Copy the material word for word from its first line up to and including the line that contains "294, 673, 466]", and reproduce nothing beyond that line.

------ THE DATA

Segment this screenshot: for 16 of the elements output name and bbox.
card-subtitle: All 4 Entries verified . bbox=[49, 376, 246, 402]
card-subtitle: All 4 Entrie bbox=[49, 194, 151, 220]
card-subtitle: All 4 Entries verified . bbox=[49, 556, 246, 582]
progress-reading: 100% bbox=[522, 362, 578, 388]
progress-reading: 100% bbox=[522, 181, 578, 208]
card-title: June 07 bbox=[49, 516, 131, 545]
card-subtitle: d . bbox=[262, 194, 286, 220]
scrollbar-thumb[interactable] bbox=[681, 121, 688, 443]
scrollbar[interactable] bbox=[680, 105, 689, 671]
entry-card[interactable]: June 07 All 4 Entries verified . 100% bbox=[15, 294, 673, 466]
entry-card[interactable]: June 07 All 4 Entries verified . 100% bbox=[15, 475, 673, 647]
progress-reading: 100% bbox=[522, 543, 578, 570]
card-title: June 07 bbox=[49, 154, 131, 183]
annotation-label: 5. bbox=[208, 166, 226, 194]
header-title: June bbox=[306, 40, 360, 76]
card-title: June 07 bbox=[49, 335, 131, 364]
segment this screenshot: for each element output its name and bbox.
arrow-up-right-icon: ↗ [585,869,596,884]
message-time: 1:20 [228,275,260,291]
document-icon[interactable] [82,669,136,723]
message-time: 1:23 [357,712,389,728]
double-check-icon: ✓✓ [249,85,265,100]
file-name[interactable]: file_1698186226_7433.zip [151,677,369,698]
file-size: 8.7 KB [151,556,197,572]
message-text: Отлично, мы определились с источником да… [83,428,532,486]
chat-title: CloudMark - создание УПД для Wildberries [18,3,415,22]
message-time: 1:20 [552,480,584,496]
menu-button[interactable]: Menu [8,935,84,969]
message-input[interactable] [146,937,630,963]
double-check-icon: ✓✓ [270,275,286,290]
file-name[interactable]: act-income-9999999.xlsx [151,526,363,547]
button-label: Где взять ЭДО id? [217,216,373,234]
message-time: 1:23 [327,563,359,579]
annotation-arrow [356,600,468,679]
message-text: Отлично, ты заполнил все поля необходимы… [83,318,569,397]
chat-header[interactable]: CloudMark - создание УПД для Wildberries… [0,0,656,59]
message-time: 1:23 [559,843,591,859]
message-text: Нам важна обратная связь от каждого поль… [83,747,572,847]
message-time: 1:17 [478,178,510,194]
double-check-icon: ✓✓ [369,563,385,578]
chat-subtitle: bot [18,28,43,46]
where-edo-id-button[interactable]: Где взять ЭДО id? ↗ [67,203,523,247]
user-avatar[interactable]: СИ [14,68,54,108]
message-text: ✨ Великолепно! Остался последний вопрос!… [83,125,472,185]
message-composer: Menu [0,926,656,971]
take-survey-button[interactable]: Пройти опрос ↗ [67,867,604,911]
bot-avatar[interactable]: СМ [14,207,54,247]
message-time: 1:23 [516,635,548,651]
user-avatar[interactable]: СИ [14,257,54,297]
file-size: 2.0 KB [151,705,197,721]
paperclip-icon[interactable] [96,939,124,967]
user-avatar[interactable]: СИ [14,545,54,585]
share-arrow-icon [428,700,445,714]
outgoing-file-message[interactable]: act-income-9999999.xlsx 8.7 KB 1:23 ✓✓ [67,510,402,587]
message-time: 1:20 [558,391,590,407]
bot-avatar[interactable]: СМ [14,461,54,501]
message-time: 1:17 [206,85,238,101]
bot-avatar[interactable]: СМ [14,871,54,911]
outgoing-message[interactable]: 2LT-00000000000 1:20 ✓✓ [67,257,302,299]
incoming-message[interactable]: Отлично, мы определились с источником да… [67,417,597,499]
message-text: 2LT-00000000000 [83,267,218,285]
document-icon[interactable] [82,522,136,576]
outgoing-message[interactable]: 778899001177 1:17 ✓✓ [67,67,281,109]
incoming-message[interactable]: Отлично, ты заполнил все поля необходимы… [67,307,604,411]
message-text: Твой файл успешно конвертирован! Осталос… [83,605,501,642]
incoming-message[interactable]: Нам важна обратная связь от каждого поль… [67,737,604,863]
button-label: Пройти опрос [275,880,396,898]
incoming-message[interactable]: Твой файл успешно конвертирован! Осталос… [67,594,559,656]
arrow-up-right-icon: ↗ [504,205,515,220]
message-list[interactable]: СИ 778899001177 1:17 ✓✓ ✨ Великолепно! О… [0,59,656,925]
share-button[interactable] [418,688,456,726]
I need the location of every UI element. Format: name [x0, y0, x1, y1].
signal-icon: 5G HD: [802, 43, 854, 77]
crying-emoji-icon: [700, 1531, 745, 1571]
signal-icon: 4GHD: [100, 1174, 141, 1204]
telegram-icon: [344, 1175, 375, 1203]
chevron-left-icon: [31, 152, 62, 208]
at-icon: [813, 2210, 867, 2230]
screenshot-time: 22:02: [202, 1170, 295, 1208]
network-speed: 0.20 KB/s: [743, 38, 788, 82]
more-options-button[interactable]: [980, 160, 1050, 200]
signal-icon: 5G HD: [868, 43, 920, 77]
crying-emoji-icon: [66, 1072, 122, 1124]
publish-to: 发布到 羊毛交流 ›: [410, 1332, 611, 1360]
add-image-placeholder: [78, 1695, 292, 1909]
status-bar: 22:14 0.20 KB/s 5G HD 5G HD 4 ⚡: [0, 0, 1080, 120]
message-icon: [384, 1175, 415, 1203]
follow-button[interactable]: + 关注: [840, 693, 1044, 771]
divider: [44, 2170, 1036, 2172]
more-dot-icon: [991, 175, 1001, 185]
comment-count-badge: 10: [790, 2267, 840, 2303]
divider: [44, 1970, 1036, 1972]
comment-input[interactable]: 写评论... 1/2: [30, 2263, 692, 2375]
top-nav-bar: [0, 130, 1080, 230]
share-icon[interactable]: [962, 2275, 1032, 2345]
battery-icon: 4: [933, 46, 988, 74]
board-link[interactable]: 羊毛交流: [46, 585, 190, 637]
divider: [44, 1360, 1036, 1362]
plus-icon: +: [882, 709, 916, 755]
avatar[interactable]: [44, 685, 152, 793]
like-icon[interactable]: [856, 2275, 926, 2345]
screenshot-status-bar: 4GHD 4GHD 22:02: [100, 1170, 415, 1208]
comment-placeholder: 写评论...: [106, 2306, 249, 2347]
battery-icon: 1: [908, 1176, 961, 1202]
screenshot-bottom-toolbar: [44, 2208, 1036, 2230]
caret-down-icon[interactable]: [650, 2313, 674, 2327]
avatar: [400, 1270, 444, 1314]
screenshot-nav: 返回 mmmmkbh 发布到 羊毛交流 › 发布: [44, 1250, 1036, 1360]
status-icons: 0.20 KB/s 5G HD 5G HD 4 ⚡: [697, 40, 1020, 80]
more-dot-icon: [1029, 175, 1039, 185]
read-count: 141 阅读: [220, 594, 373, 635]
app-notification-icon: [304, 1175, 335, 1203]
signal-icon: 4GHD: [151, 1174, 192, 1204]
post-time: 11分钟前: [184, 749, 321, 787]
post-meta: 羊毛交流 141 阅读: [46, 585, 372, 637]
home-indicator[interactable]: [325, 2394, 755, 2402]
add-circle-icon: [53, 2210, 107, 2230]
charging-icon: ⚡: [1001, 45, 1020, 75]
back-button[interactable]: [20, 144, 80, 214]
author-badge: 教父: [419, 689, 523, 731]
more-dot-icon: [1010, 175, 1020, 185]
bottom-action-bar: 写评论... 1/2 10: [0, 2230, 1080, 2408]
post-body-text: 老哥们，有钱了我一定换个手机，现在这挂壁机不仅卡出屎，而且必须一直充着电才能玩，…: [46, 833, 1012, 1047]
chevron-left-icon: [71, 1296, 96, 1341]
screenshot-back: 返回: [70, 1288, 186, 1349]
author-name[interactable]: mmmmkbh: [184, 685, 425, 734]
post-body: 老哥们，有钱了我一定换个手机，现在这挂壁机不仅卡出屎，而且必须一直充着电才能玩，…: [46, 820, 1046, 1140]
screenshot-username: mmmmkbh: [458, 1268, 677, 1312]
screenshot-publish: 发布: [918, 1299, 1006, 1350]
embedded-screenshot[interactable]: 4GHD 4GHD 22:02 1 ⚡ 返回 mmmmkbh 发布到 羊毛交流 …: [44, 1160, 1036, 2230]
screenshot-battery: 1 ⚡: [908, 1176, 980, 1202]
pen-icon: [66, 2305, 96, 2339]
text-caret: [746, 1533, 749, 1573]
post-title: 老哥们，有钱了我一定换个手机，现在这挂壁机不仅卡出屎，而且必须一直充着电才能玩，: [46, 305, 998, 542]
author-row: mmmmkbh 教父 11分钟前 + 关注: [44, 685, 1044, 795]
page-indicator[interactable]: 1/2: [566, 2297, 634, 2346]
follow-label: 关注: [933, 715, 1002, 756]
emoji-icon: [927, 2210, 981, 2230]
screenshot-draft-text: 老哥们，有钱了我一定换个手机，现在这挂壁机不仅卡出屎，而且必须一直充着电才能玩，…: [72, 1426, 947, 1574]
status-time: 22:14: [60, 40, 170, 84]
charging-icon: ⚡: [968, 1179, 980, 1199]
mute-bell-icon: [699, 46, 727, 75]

------------

**RESULT BELOW:**
Segment this screenshot: for 16 of the elements output name and bbox.
card-subtitle: All 4 Entries verified . bbox=[49, 376, 246, 402]
card-subtitle: All 4 Entrie bbox=[49, 194, 151, 220]
card-subtitle: All 4 Entries verified . bbox=[49, 556, 246, 582]
progress-reading: 100% bbox=[522, 362, 578, 388]
progress-reading: 100% bbox=[522, 181, 578, 208]
card-title: June 07 bbox=[49, 516, 131, 545]
card-subtitle: d . bbox=[262, 194, 286, 220]
scrollbar-thumb[interactable] bbox=[681, 121, 688, 443]
scrollbar[interactable] bbox=[680, 105, 689, 671]
entry-card[interactable]: June 07 All 4 Entries verified . 100% bbox=[15, 294, 673, 466]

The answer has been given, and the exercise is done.